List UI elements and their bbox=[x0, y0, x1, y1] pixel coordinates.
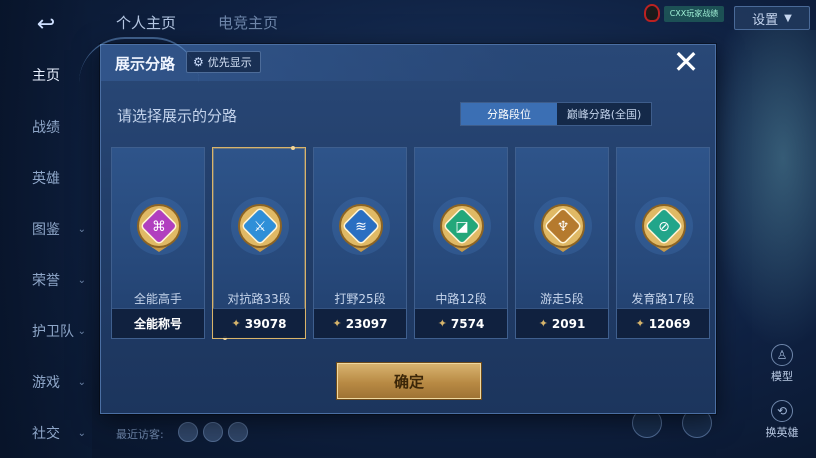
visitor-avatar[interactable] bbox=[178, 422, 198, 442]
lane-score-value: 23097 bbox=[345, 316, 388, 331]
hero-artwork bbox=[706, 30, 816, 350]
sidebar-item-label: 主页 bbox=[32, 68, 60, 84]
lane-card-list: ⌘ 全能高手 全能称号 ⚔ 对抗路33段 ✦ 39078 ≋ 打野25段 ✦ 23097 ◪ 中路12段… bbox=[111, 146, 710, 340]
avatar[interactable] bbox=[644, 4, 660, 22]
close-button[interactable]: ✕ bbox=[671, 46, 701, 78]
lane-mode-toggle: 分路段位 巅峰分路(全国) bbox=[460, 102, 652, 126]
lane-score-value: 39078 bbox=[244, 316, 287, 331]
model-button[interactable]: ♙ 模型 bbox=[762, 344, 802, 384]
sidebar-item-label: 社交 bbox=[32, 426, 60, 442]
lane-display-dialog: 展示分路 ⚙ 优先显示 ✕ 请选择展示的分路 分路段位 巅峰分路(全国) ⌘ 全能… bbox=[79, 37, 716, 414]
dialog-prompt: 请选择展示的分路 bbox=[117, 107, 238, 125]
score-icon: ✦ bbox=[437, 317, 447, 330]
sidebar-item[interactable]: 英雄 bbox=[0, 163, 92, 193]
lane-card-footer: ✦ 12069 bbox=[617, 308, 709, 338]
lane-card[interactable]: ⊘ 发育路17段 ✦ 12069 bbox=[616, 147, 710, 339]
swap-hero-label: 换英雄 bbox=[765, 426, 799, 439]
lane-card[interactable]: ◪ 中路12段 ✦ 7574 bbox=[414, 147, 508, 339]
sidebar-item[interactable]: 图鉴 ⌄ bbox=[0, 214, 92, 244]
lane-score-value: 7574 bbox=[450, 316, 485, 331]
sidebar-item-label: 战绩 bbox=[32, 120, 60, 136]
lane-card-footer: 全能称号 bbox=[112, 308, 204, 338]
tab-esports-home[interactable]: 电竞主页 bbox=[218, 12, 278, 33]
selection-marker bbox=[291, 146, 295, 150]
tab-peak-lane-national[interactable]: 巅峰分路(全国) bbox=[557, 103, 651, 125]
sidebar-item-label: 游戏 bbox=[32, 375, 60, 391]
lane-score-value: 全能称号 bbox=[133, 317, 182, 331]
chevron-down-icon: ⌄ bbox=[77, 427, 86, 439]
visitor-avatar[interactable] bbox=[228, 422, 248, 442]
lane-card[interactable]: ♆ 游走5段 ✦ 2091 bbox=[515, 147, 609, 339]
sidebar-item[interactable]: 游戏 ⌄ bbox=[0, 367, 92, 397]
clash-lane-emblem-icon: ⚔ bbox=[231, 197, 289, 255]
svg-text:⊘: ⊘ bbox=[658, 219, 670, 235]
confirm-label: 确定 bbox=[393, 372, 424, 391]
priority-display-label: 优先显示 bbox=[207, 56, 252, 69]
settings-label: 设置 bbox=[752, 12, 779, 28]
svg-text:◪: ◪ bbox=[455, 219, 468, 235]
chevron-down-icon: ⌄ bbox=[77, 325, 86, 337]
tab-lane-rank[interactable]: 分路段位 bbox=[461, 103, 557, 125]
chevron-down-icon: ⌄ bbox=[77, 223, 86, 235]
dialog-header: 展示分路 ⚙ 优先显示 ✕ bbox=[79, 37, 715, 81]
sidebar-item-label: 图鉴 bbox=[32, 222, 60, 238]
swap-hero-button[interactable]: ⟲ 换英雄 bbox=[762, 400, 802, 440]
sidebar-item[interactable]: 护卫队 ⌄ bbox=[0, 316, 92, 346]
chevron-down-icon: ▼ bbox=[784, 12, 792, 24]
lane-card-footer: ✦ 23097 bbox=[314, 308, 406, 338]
=====
◆ **Written exercise**
Reproduce every row above word for word, leaving out the picture.

◆ **The answer**
List UI elements and their bbox=[x0, y0, x1, y1] pixel coordinates.
visitor-avatar[interactable] bbox=[178, 422, 198, 442]
lane-score-value: 23097 bbox=[345, 316, 388, 331]
hero-artwork bbox=[706, 30, 816, 350]
sidebar-item-label: 主页 bbox=[32, 68, 60, 84]
lane-card-list: ⌘ 全能高手 全能称号 ⚔ 对抗路33段 ✦ 39078 ≋ 打野25段 ✦ 23097 ◪ 中路12段… bbox=[111, 146, 710, 340]
avatar[interactable] bbox=[644, 4, 660, 22]
close-button[interactable]: ✕ bbox=[671, 46, 701, 78]
lane-mode-toggle: 分路段位 巅峰分路(全国) bbox=[460, 102, 652, 126]
lane-score-value: 39078 bbox=[244, 316, 287, 331]
model-button[interactable]: ♙ 模型 bbox=[762, 344, 802, 384]
sidebar-item-label: 社交 bbox=[32, 426, 60, 442]
lane-display-dialog: 展示分路 ⚙ 优先显示 ✕ 请选择展示的分路 分路段位 巅峰分路(全国) ⌘ 全能… bbox=[79, 37, 716, 414]
dialog-prompt: 请选择展示的分路 bbox=[117, 107, 238, 125]
score-icon: ✦ bbox=[437, 317, 447, 330]
sidebar-item[interactable]: 英雄 bbox=[0, 163, 92, 193]
lane-card-footer: ✦ 12069 bbox=[617, 308, 709, 338]
lane-card[interactable]: ⊘ 发育路17段 ✦ 12069 bbox=[616, 147, 710, 339]
swap-hero-label: 换英雄 bbox=[765, 426, 799, 439]
lane-card[interactable]: ◪ 中路12段 ✦ 7574 bbox=[414, 147, 508, 339]
sidebar-item[interactable]: 图鉴 ⌄ bbox=[0, 214, 92, 244]
lane-score-value: 7574 bbox=[450, 316, 485, 331]
sidebar-item-label: 战绩 bbox=[32, 120, 60, 136]
lane-card-footer: 全能称号 bbox=[112, 308, 204, 338]
tab-esports-home[interactable]: 电竞主页 bbox=[218, 12, 278, 33]
selection-marker bbox=[291, 146, 295, 150]
tab-peak-lane-national[interactable]: 巅峰分路(全国) bbox=[557, 103, 651, 125]
sidebar-item-label: 游戏 bbox=[32, 375, 60, 391]
lane-score-value: 全能称号 bbox=[133, 317, 182, 331]
chevron-down-icon: ⌄ bbox=[77, 427, 86, 439]
visitor-avatar[interactable] bbox=[228, 422, 248, 442]
lane-card[interactable]: ♆ 游走5段 ✦ 2091 bbox=[515, 147, 609, 339]
sidebar-item[interactable]: 游戏 ⌄ bbox=[0, 367, 92, 397]
clash-lane-emblem-icon: ⚔ bbox=[231, 197, 289, 255]
svg-text:⊘: ⊘ bbox=[658, 219, 670, 235]
confirm-label: 确定 bbox=[393, 372, 424, 391]
priority-display-label: 优先显示 bbox=[207, 56, 252, 69]
settings-label: 设置 bbox=[752, 12, 779, 28]
svg-text:◪: ◪ bbox=[455, 219, 468, 235]
chevron-down-icon: ⌄ bbox=[77, 325, 86, 337]
tab-lane-rank[interactable]: 分路段位 bbox=[461, 103, 557, 125]
chevron-down-icon: ⌄ bbox=[77, 223, 86, 235]
dialog-header: 展示分路 ⚙ 优先显示 ✕ bbox=[79, 37, 715, 81]
sidebar-item-label: 图鉴 bbox=[32, 222, 60, 238]
swap-hero-button[interactable]: ⟲ 换英雄 bbox=[762, 400, 802, 440]
sidebar-item[interactable]: 护卫队 ⌄ bbox=[0, 316, 92, 346]
chevron-down-icon: ▼ bbox=[784, 12, 792, 24]
lane-card-footer: ✦ 23097 bbox=[314, 308, 406, 338]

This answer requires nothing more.